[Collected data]
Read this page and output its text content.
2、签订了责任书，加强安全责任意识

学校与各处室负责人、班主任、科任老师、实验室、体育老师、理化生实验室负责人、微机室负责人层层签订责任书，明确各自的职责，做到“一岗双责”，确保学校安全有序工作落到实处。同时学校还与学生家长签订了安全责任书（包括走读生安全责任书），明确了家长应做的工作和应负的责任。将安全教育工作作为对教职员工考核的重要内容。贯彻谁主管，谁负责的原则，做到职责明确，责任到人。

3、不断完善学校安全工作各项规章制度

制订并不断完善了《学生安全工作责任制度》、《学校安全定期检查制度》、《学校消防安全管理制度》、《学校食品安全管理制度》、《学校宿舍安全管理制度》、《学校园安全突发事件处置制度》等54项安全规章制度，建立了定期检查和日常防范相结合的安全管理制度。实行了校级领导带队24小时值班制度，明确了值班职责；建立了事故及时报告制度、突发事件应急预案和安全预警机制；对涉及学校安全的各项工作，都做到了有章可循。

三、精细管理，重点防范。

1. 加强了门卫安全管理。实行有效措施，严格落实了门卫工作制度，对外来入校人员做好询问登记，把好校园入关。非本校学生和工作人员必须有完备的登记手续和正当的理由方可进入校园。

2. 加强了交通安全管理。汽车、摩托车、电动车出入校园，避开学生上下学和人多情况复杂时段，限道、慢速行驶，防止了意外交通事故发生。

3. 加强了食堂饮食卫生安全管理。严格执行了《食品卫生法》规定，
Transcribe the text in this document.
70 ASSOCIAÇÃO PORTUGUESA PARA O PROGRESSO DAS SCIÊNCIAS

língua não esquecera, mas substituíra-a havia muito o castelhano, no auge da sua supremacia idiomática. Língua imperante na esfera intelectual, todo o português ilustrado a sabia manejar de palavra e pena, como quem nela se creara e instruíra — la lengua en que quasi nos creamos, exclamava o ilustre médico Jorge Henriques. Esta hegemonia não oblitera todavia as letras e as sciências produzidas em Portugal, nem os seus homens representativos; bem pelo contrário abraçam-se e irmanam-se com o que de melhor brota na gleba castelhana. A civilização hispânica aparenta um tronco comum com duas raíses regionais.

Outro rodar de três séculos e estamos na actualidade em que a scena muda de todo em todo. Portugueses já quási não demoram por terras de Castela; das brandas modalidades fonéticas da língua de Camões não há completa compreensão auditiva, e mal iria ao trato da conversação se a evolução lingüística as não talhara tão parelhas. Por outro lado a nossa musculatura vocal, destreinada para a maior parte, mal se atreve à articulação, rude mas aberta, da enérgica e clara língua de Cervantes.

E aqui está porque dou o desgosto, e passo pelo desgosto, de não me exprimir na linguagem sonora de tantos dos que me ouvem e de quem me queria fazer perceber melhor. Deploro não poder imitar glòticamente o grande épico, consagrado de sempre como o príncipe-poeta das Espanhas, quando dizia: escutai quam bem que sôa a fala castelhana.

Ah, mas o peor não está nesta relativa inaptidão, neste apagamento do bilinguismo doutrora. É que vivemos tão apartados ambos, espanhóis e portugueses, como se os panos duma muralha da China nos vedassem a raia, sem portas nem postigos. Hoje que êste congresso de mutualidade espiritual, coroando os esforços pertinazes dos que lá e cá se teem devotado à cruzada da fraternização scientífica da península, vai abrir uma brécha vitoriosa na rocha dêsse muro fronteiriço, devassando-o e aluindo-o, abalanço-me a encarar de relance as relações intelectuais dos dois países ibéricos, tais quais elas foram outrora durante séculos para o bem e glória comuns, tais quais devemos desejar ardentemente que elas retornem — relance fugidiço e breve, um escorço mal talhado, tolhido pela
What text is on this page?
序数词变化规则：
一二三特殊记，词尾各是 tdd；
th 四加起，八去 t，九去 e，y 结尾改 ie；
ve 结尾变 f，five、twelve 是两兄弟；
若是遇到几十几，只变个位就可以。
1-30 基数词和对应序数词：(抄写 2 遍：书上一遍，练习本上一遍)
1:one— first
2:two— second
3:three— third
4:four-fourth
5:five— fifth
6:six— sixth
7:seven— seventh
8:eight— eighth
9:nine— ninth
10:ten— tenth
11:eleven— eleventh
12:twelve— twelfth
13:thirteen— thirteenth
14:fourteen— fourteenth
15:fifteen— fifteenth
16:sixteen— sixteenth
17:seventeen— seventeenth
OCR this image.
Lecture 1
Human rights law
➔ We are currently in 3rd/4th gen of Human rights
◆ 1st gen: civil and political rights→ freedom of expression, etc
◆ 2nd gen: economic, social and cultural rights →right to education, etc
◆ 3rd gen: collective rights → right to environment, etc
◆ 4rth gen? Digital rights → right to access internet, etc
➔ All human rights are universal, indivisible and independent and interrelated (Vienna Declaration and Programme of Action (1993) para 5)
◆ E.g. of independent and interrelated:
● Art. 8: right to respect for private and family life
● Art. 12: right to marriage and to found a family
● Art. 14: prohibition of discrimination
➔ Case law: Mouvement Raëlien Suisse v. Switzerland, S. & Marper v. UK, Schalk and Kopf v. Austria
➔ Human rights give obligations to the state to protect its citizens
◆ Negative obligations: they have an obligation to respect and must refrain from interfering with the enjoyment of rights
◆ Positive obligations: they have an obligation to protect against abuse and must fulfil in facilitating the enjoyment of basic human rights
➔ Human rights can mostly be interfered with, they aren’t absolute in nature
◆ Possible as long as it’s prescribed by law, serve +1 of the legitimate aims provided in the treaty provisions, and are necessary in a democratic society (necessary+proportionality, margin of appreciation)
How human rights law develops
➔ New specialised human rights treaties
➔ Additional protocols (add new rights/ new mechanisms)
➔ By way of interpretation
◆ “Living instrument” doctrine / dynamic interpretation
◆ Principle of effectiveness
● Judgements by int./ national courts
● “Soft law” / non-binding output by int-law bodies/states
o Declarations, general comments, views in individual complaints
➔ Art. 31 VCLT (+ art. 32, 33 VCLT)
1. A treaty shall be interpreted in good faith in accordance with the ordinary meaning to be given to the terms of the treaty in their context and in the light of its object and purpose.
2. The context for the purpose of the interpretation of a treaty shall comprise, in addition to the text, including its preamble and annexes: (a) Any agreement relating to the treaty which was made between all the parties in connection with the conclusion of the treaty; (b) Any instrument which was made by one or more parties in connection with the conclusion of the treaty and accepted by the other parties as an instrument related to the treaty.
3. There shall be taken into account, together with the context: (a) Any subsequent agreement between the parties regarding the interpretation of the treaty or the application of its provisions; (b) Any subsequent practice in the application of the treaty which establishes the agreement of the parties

### What is needed
Output all of the data above without any alteration.

### Answer to this task
Read this page and output its text content.
2、签订了责任书，加强安全责任意识

学校与各处室负责人、班主任、科任老师、实验室、体育老师、理化生实验室负责人、微机室负责人层层签订责任书，明确各自的职责，做到“一岗双责”，确保学校安全有序工作落到实处。同时学校还与学生家长签订了安全责任书（包括走读生安全责任书），明确了家长应做的工作和应负的责任。将安全教育工作作为对教职员工考核的重要内容。贯彻谁主管，谁负责的原则，做到职责明确，责任到人。

3、不断完善学校安全工作各项规章制度

制订并不断完善了《学生安全工作责任制度》、《学校安全定期检查制度》、《学校消防安全管理制度》、《学校食品安全管理制度》、《学校宿舍安全管理制度》、《学校园安全突发事件处置制度》等54项安全规章制度，建立了定期检查和日常防范相结合的安全管理制度。实行了校级领导带队24小时值班制度，明确了值班职责；建立了事故及时报告制度、突发事件应急预案和安全预警机制；对涉及学校安全的各项工作，都做到了有章可循。

三、精细管理，重点防范。

1. 加强了门卫安全管理。实行有效措施，严格落实了门卫工作制度，对外来入校人员做好询问登记，把好校园入关。非本校学生和工作人员必须有完备的登记手续和正当的理由方可进入校园。

2. 加强了交通安全管理。汽车、摩托车、电动车出入校园，避开学生上下学和人多情况复杂时段，限道、慢速行驶，防止了意外交通事故发生。

3. 加强了食堂饮食卫生安全管理。严格执行了《食品卫生法》规定，
Transcribe the text in this document.
70 ASSOCIAÇÃO PORTUGUESA PARA O PROGRESSO DAS SCIÊNCIAS

língua não esquecera, mas substituíra-a havia muito o castelhano, no auge da sua supremacia idiomática. Língua imperante na esfera intelectual, todo o português ilustrado a sabia manejar de palavra e pena, como quem nela se creara e instruíra — la lengua en que quasi nos creamos, exclamava o ilustre médico Jorge Henriques. Esta hegemonia não oblitera todavia as letras e as sciências produzidas em Portugal, nem os seus homens representativos; bem pelo contrário abraçam-se e irmanam-se com o que de melhor brota na gleba castelhana. A civilização hispânica aparenta um tronco comum com duas raíses regionais.

Outro rodar de três séculos e estamos na actualidade em que a scena muda de todo em todo. Portugueses já quási não demoram por terras de Castela; das brandas modalidades fonéticas da língua de Camões não há completa compreensão auditiva, e mal iria ao trato da conversação se a evolução lingüística as não talhara tão parelhas. Por outro lado a nossa musculatura vocal, destreinada para a maior parte, mal se atreve à articulação, rude mas aberta, da enérgica e clara língua de Cervantes.

E aqui está porque dou o desgosto, e passo pelo desgosto, de não me exprimir na linguagem sonora de tantos dos que me ouvem e de quem me queria fazer perceber melhor. Deploro não poder imitar glòticamente o grande épico, consagrado de sempre como o príncipe-poeta das Espanhas, quando dizia: escutai quam bem que sôa a fala castelhana.

Ah, mas o peor não está nesta relativa inaptidão, neste apagamento do bilinguismo doutrora. É que vivemos tão apartados ambos, espanhóis e portugueses, como se os panos duma muralha da China nos vedassem a raia, sem portas nem postigos. Hoje que êste congresso de mutualidade espiritual, coroando os esforços pertinazes dos que lá e cá se teem devotado à cruzada da fraternização scientífica da península, vai abrir uma brécha vitoriosa na rocha dêsse muro fronteiriço, devassando-o e aluindo-o, abalanço-me a encarar de relance as relações intelectuais dos dois países ibéricos, tais quais elas foram outrora durante séculos para o bem e glória comuns, tais quais devemos desejar ardentemente que elas retornem — relance fugidiço e breve, um escorço mal talhado, tolhido pela
What text is on this page?
序数词变化规则：
一二三特殊记，词尾各是 tdd；
th 四加起，八去 t，九去 e，y 结尾改 ie；
ve 结尾变 f，five、twelve 是两兄弟；
若是遇到几十几，只变个位就可以。
1-30 基数词和对应序数词：(抄写 2 遍：书上一遍，练习本上一遍)
1:one— first
2:two— second
3:three— third
4:four-fourth
5:five— fifth
6:six— sixth
7:seven— seventh
8:eight— eighth
9:nine— ninth
10:ten— tenth
11:eleven— eleventh
12:twelve— twelfth
13:thirteen— thirteenth
14:fourteen— fourteenth
15:fifteen— fifteenth
16:sixteen— sixteenth
17:seventeen— seventeenth
OCR this image.
Lecture 1
Human rights law
➔ We are currently in 3rd/4th gen of Human rights
◆ 1st gen: civil and political rights→ freedom of expression, etc
◆ 2nd gen: economic, social and cultural rights →right to education, etc
◆ 3rd gen: collective rights → right to environment, etc
◆ 4rth gen? Digital rights → right to access internet, etc
➔ All human rights are universal, indivisible and independent and interrelated (Vienna Declaration and Programme of Action (1993) para 5)
◆ E.g. of independent and interrelated:
● Art. 8: right to respect for private and family life
● Art. 12: right to marriage and to found a family
● Art. 14: prohibition of discrimination
➔ Case law: Mouvement Raëlien Suisse v. Switzerland, S. & Marper v. UK, Schalk and Kopf v. Austria
➔ Human rights give obligations to the state to protect its citizens
◆ Negative obligations: they have an obligation to respect and must refrain from interfering with the enjoyment of rights
◆ Positive obligations: they have an obligation to protect against abuse and must fulfil in facilitating the enjoyment of basic human rights
➔ Human rights can mostly be interfered with, they aren’t absolute in nature
◆ Possible as long as it’s prescribed by law, serve +1 of the legitimate aims provided in the treaty provisions, and are necessary in a democratic society (necessary+proportionality, margin of appreciation)
How human rights law develops
➔ New specialised human rights treaties
➔ Additional protocols (add new rights/ new mechanisms)
➔ By way of interpretation
◆ “Living instrument” doctrine / dynamic interpretation
◆ Principle of effectiveness
● Judgements by int./ national courts
● “Soft law” / non-binding output by int-law bodies/states
o Declarations, general comments, views in individual complaints
➔ Art. 31 VCLT (+ art. 32, 33 VCLT)
1. A treaty shall be interpreted in good faith in accordance with the ordinary meaning to be given to the terms of the treaty in their context and in the light of its object and purpose.
2. The context for the purpose of the interpretation of a treaty shall comprise, in addition to the text, including its preamble and annexes: (a) Any agreement relating to the treaty which was made between all the parties in connection with the conclusion of the treaty; (b) Any instrument which was made by one or more parties in connection with the conclusion of the treaty and accepted by the other parties as an instrument related to the treaty.
3. There shall be taken into account, together with the context: (a) Any subsequent agreement between the parties regarding the interpretation of the treaty or the application of its provisions; (b) Any subsequent practice in the application of the treaty which establishes the agreement of the parties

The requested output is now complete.